[Data items]
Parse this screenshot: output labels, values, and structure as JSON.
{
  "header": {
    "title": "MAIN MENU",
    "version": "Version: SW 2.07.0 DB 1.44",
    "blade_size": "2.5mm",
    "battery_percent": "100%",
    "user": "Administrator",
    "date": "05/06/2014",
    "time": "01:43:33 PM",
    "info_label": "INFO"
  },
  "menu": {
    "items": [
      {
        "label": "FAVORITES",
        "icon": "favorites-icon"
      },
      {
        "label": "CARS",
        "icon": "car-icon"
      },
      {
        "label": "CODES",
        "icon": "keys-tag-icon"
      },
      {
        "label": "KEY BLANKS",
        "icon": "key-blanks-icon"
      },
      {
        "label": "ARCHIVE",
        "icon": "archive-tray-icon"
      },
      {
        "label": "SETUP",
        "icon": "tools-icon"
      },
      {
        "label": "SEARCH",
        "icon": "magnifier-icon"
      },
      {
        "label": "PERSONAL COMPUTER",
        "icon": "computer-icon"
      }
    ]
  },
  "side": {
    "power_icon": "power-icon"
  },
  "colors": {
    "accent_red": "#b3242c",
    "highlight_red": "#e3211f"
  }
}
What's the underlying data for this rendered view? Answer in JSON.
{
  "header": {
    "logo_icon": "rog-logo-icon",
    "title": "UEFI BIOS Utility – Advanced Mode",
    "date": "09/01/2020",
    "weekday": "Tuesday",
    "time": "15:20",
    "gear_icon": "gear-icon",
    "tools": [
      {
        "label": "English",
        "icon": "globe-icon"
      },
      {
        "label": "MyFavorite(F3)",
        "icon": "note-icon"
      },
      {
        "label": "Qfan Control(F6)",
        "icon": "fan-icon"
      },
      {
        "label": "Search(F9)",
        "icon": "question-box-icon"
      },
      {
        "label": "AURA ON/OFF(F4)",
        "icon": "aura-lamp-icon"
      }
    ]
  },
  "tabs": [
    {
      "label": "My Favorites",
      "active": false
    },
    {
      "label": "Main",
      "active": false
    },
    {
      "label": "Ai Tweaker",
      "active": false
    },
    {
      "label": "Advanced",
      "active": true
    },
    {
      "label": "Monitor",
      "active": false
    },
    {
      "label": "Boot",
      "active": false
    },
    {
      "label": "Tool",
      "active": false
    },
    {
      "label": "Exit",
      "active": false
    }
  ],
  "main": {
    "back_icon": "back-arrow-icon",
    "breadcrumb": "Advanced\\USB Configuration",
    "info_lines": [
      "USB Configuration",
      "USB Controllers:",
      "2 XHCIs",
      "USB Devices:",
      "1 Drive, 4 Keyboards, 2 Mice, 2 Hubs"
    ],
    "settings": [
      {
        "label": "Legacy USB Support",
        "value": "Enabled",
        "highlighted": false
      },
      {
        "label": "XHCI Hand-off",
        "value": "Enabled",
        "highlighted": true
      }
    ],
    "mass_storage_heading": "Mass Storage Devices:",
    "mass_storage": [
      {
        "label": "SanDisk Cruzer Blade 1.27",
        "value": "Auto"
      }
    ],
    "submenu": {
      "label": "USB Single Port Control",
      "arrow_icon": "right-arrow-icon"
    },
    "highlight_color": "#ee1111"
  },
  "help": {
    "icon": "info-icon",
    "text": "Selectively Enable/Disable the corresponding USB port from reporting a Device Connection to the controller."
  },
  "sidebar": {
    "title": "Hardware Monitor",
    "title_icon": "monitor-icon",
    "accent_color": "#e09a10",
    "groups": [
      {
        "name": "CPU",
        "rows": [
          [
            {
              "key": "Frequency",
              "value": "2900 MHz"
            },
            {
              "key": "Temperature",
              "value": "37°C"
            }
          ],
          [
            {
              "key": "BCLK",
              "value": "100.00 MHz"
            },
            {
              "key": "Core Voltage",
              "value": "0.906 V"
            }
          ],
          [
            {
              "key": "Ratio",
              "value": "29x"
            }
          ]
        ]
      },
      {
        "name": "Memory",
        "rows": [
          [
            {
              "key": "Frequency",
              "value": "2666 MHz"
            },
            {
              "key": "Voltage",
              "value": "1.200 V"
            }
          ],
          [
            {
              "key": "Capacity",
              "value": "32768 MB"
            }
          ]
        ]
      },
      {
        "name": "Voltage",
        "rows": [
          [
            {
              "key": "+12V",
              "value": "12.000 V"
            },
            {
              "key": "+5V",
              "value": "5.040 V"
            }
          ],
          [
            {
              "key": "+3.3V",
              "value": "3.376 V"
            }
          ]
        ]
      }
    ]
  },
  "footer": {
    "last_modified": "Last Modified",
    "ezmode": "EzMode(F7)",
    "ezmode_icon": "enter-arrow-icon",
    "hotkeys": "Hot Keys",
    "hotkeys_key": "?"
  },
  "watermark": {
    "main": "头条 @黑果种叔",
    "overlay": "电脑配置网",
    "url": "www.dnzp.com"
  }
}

→ **Instruction**
In the material above, find each line that contains the word "arrow", and select it.

→ **Answer**
    "back_icon": "back-arrow-icon",
      "arrow_icon": "right-arrow-icon"
    "ezmode_icon": "enter-arrow-icon",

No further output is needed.